Give a verbatim copy of the lines below, minus the pictures.

● ● ● ● ●

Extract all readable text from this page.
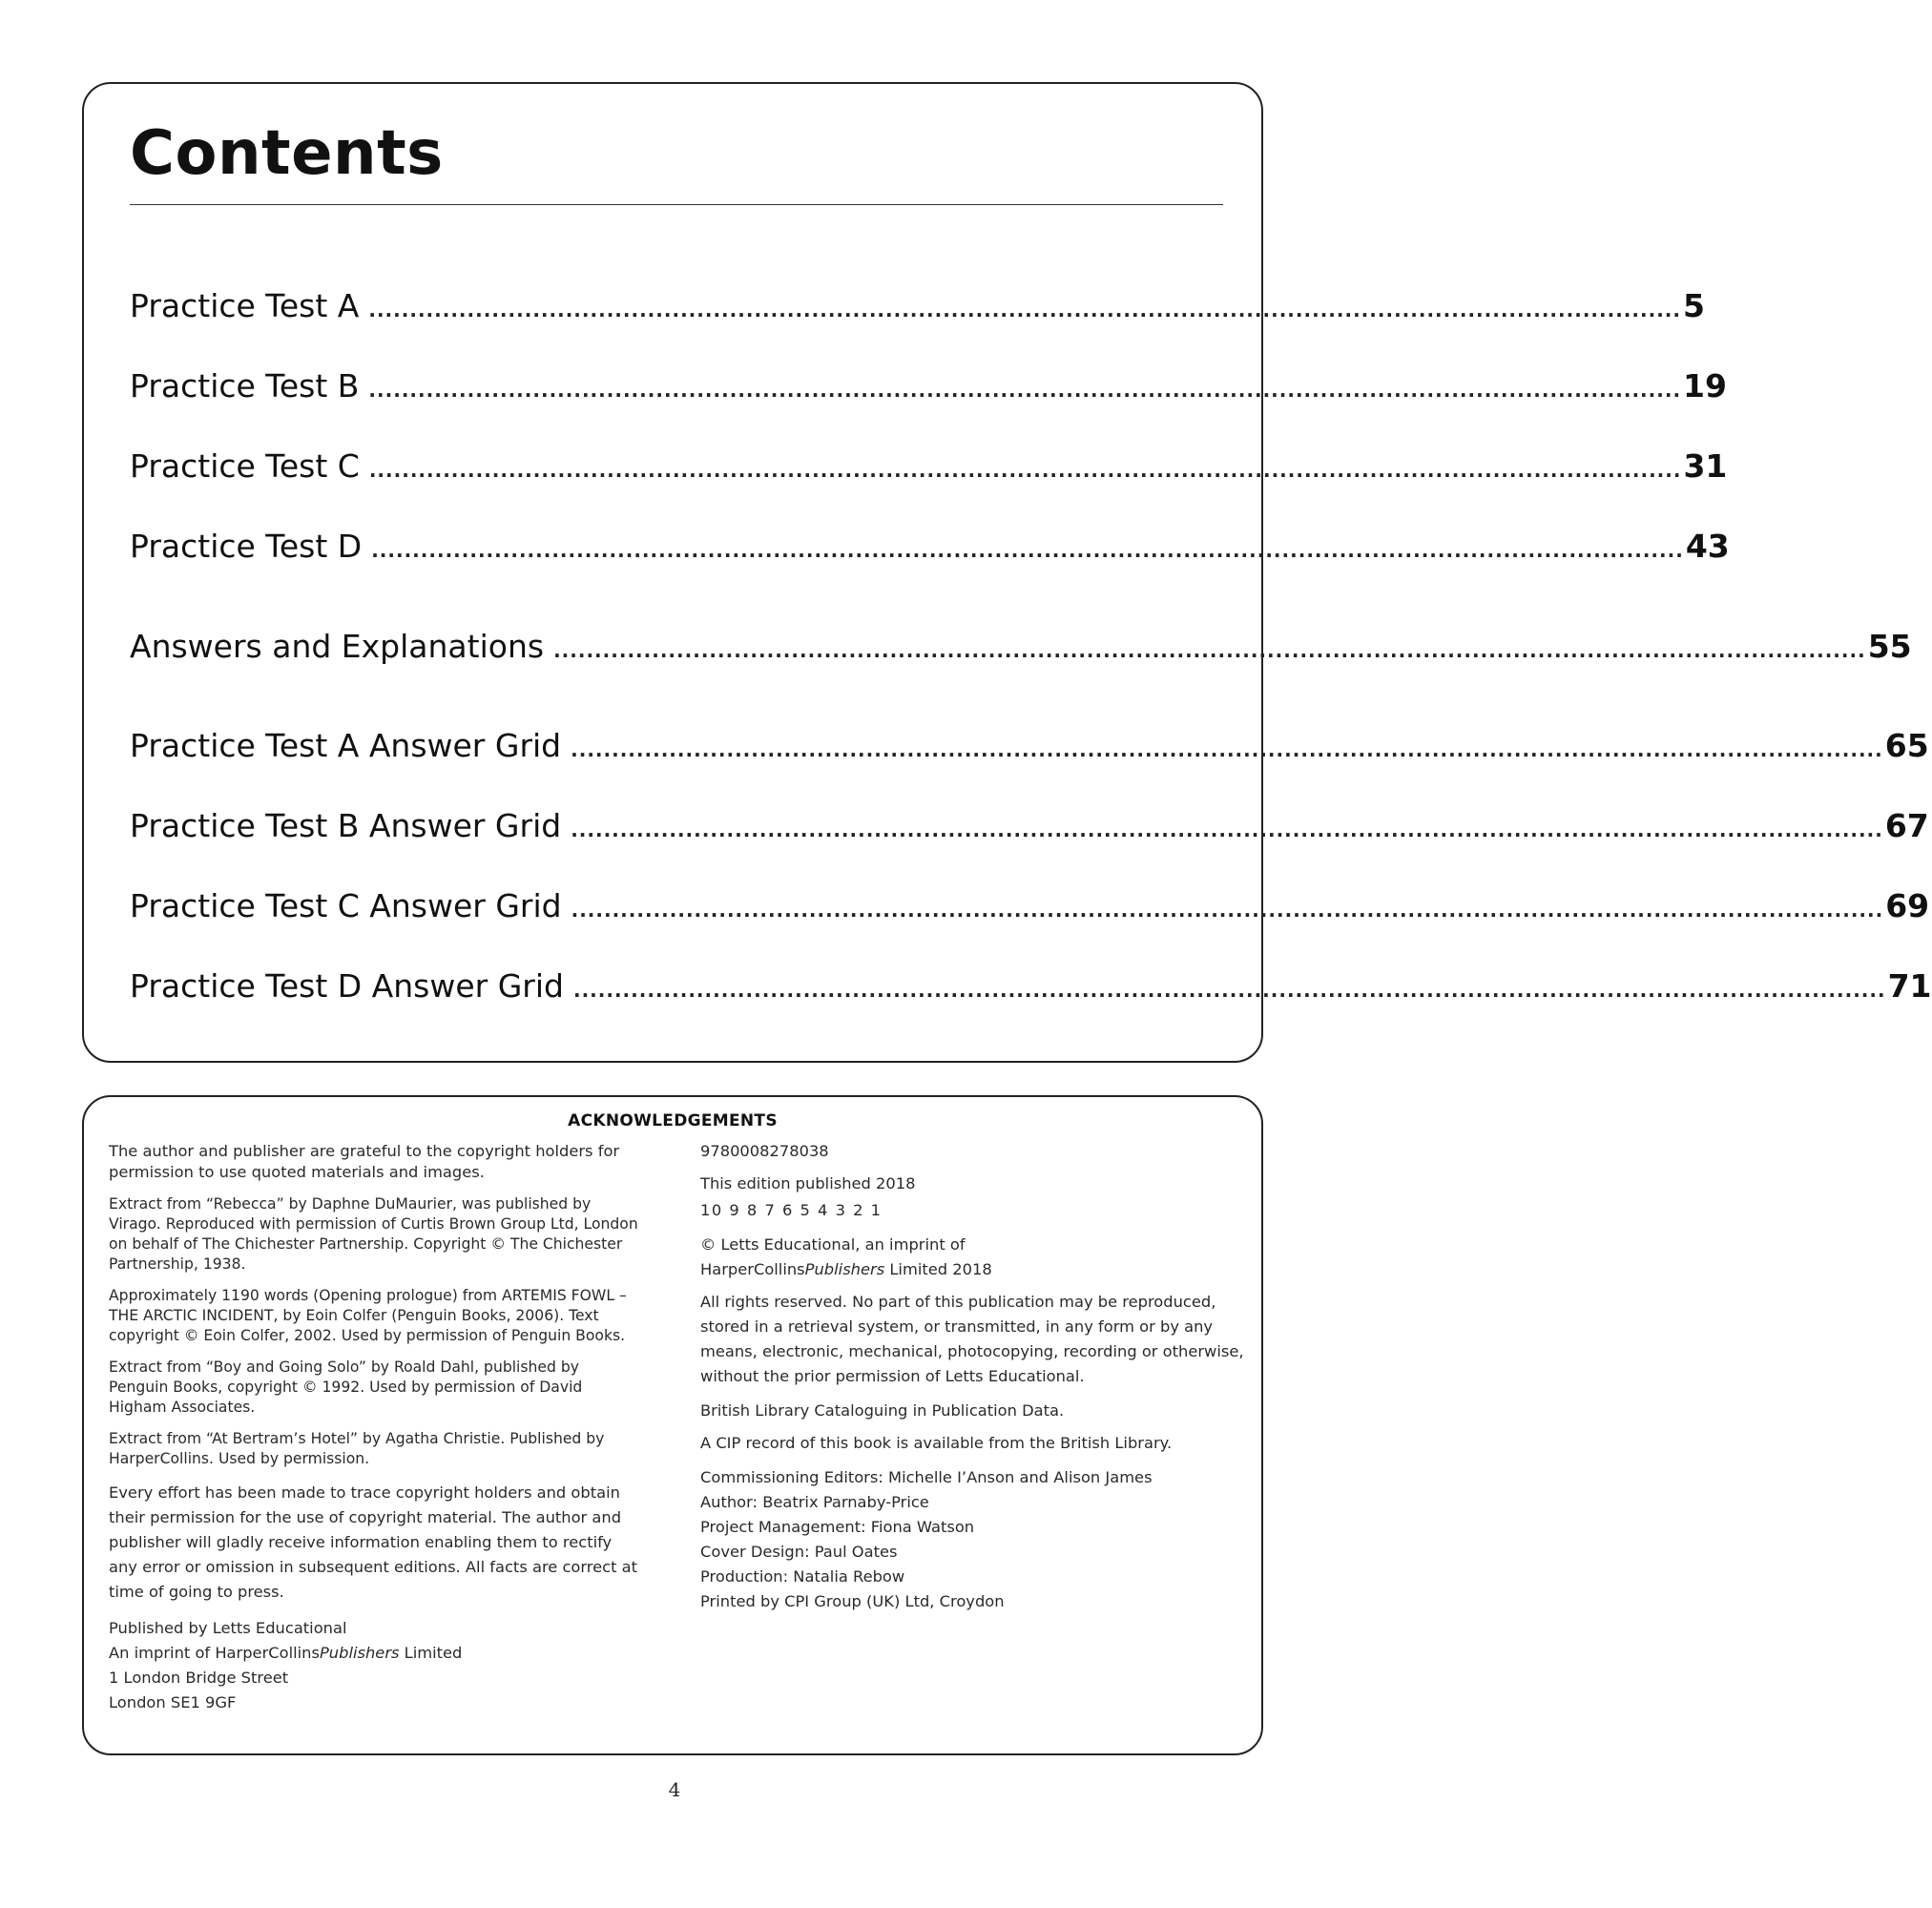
Contents
Practice Test A ................................................................................................................................................................ 5
Practice Test B ................................................................................................................................................................ 19
Practice Test C ................................................................................................................................................................ 31
Practice Test D ................................................................................................................................................................ 43
Answers and Explanations ................................................................................................................................................................ 55
Practice Test A Answer Grid ................................................................................................................................................................ 65
Practice Test B Answer Grid ................................................................................................................................................................ 67
Practice Test C Answer Grid ................................................................................................................................................................ 69
Practice Test D Answer Grid ................................................................................................................................................................ 71
ACKNOWLEDGEMENTS

The author and publisher are grateful to the copyright holders for permission to use quoted materials and images.

Extract from “Rebecca” by Daphne DuMaurier, was published by Virago. Reproduced with permission of Curtis Brown Group Ltd, London on behalf of The Chichester Partnership. Copyright © The Chichester Partnership, 1938.

Approximately 1190 words (Opening prologue) from ARTEMIS FOWL – THE ARCTIC INCIDENT, by Eoin Colfer (Penguin Books, 2006). Text copyright © Eoin Colfer, 2002. Used by permission of Penguin Books.

Extract from “Boy and Going Solo” by Roald Dahl, published by Penguin Books, copyright © 1992. Used by permission of David Higham Associates.

Extract from “At Bertram’s Hotel” by Agatha Christie. Published by HarperCollins. Used by permission.

Every effort has been made to trace copyright holders and obtain their permission for the use of copyright material. The author and publisher will gladly receive information enabling them to rectify any error or omission in subsequent editions. All facts are correct at time of going to press.

Published by Letts Educational
An imprint of HarperCollinsPublishers Limited
1 London Bridge Street
London SE1 9GF

9780008278038

This edition published 2018

10 9 8 7 6 5 4 3 2 1

© Letts Educational, an imprint of
HarperCollinsPublishers Limited 2018

All rights reserved. No part of this publication may be reproduced, stored in a retrieval system, or transmitted, in any form or by any means, electronic, mechanical, photocopying, recording or otherwise, without the prior permission of Letts Educational.

British Library Cataloguing in Publication Data.

A CIP record of this book is available from the British Library.

Commissioning Editors: Michelle I’Anson and Alison James
Author: Beatrix Parnaby-Price
Project Management: Fiona Watson
Cover Design: Paul Oates
Production: Natalia Rebow
Printed by CPI Group (UK) Ltd, Croydon
4
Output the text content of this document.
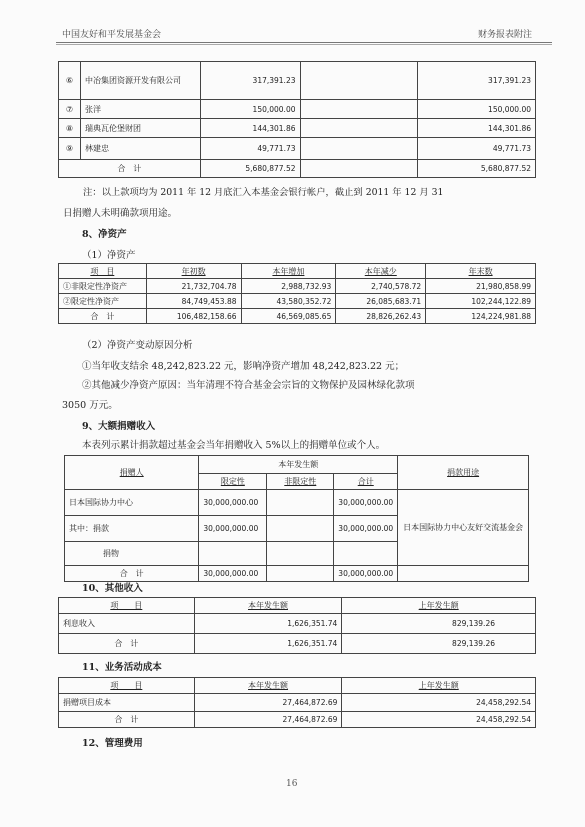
中国友好和平发展基金会	财务报表附注
⑥	中冶集团资源开发有限公司	317,391.23		317,391.23
⑦	张洋	150,000.00		150,000.00
⑧	瑞典瓦伦堡财团	144,301.86		144,301.86
⑨	林建忠	49,771.73		49,771.73
合　计		5,680,877.52		5,680,877.52
注：以上款项均为 2011 年 12 月底汇入本基金会银行帐户，截止到 2011 年 12 月 31
日捐赠人未明确款项用途。
8、净资产
（1）净资产
项　目	年初数	本年增加	本年减少	年末数
①非限定性净资产	21,732,704.78	2,988,732.93	2,740,578.72	21,980,858.99
②限定性净资产	84,749,453.88	43,580,352.72	26,085,683.71	102,244,122.89
合　计	106,482,158.66	46,569,085.65	28,826,262.43	124,224,981.88
（2）净资产变动原因分析
①当年收支结余 48,242,823.22 元，影响净资产增加 48,242,823.22 元；
②其他减少净资产原因：当年清理不符合基金会宗旨的文物保护及园林绿化款项
3050 万元。
9、大额捐赠收入
本表列示累计捐款超过基金会当年捐赠收入 5%以上的捐赠单位或个人。
捐赠人	本年发生额			捐款用途
	限定性	非限定性	合计	
日本国际协力中心	30,000,000.00		30,000,000.00	日本国际协力中心友好交流基金会
其中：捐款	30,000,000.00		30,000,000.00	
捐物				
合　计	30,000,000.00		30,000,000.00	
10、其他收入
项　　目	本年发生额	上年发生额
利息收入	1,626,351.74	829,139.26
合　计	1,626,351.74	829,139.26
11、业务活动成本
项　　目	本年发生额	上年发生额
捐赠项目成本	27,464,872.69	24,458,292.54
合　计	27,464,872.69	24,458,292.54
12、管理费用
16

● ● ● ● ●

▶ OUTPUT BELOW
Extract all readable text from this page.
Contents
Practice Test A ................................................................................................................................................................ 5
Practice Test B ................................................................................................................................................................ 19
Practice Test C ................................................................................................................................................................ 31
Practice Test D ................................................................................................................................................................ 43
Answers and Explanations ................................................................................................................................................................ 55
Practice Test A Answer Grid ................................................................................................................................................................ 65
Practice Test B Answer Grid ................................................................................................................................................................ 67
Practice Test C Answer Grid ................................................................................................................................................................ 69
Practice Test D Answer Grid ................................................................................................................................................................ 71
ACKNOWLEDGEMENTS

The author and publisher are grateful to the copyright holders for permission to use quoted materials and images.

Extract from “Rebecca” by Daphne DuMaurier, was published by Virago. Reproduced with permission of Curtis Brown Group Ltd, London on behalf of The Chichester Partnership. Copyright © The Chichester Partnership, 1938.

Approximately 1190 words (Opening prologue) from ARTEMIS FOWL – THE ARCTIC INCIDENT, by Eoin Colfer (Penguin Books, 2006). Text copyright © Eoin Colfer, 2002. Used by permission of Penguin Books.

Extract from “Boy and Going Solo” by Roald Dahl, published by Penguin Books, copyright © 1992. Used by permission of David Higham Associates.

Extract from “At Bertram’s Hotel” by Agatha Christie. Published by HarperCollins. Used by permission.

Every effort has been made to trace copyright holders and obtain their permission for the use of copyright material. The author and publisher will gladly receive information enabling them to rectify any error or omission in subsequent editions. All facts are correct at time of going to press.

Published by Letts Educational
An imprint of HarperCollinsPublishers Limited
1 London Bridge Street
London SE1 9GF

9780008278038

This edition published 2018

10 9 8 7 6 5 4 3 2 1

© Letts Educational, an imprint of
HarperCollinsPublishers Limited 2018

All rights reserved. No part of this publication may be reproduced, stored in a retrieval system, or transmitted, in any form or by any means, electronic, mechanical, photocopying, recording or otherwise, without the prior permission of Letts Educational.

British Library Cataloguing in Publication Data.

A CIP record of this book is available from the British Library.

Commissioning Editors: Michelle I’Anson and Alison James
Author: Beatrix Parnaby-Price
Project Management: Fiona Watson
Cover Design: Paul Oates
Production: Natalia Rebow
Printed by CPI Group (UK) Ltd, Croydon
4
Output the text content of this document.
中国友好和平发展基金会	财务报表附注
⑥	中冶集团资源开发有限公司	317,391.23		317,391.23
⑦	张洋	150,000.00		150,000.00
⑧	瑞典瓦伦堡财团	144,301.86		144,301.86
⑨	林建忠	49,771.73		49,771.73
合　计		5,680,877.52		5,680,877.52
注：以上款项均为 2011 年 12 月底汇入本基金会银行帐户，截止到 2011 年 12 月 31
日捐赠人未明确款项用途。
8、净资产
（1）净资产
项　目	年初数	本年增加	本年减少	年末数
①非限定性净资产	21,732,704.78	2,988,732.93	2,740,578.72	21,980,858.99
②限定性净资产	84,749,453.88	43,580,352.72	26,085,683.71	102,244,122.89
合　计	106,482,158.66	46,569,085.65	28,826,262.43	124,224,981.88
（2）净资产变动原因分析
①当年收支结余 48,242,823.22 元，影响净资产增加 48,242,823.22 元；
②其他减少净资产原因：当年清理不符合基金会宗旨的文物保护及园林绿化款项
3050 万元。
9、大额捐赠收入
本表列示累计捐款超过基金会当年捐赠收入 5%以上的捐赠单位或个人。
捐赠人	本年发生额			捐款用途
	限定性	非限定性	合计	
日本国际协力中心	30,000,000.00		30,000,000.00	日本国际协力中心友好交流基金会
其中：捐款	30,000,000.00		30,000,000.00	
捐物				
合　计	30,000,000.00		30,000,000.00	
10、其他收入
项　　目	本年发生额	上年发生额
利息收入	1,626,351.74	829,139.26
合　计	1,626,351.74	829,139.26
11、业务活动成本
项　　目	本年发生额	上年发生额
捐赠项目成本	27,464,872.69	24,458,292.54
合　计	27,464,872.69	24,458,292.54
12、管理费用
16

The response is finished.